Problem to solve:
For the records that follow, return only the count of lines containing the string "redditli".

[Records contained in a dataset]
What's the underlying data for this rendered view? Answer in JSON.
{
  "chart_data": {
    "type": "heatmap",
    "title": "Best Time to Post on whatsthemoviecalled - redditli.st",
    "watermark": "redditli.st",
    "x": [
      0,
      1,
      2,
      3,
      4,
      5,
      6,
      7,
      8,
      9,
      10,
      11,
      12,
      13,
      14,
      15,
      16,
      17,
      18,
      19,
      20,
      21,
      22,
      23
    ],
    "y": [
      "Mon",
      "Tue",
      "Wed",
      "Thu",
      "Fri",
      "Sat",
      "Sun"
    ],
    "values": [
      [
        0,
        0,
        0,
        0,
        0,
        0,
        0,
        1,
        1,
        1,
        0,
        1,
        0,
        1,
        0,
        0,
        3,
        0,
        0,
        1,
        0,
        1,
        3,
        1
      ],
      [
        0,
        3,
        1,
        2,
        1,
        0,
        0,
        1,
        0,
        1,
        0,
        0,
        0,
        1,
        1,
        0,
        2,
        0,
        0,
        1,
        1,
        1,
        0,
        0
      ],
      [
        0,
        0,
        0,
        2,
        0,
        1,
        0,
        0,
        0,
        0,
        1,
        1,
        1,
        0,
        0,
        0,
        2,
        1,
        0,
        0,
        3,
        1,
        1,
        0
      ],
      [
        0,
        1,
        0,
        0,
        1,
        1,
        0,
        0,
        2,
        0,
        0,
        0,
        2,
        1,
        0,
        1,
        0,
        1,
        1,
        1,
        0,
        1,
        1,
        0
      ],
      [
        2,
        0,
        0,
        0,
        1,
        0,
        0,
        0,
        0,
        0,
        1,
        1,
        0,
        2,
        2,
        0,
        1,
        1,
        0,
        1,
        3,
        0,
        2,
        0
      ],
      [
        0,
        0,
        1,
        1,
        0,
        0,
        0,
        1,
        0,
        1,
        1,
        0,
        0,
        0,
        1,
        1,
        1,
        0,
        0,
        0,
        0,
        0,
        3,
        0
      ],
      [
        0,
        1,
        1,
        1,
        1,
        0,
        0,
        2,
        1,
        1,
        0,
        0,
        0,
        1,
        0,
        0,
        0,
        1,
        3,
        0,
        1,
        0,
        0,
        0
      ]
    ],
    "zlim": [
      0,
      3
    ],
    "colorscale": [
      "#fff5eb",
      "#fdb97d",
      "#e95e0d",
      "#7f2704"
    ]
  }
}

Complete response:
2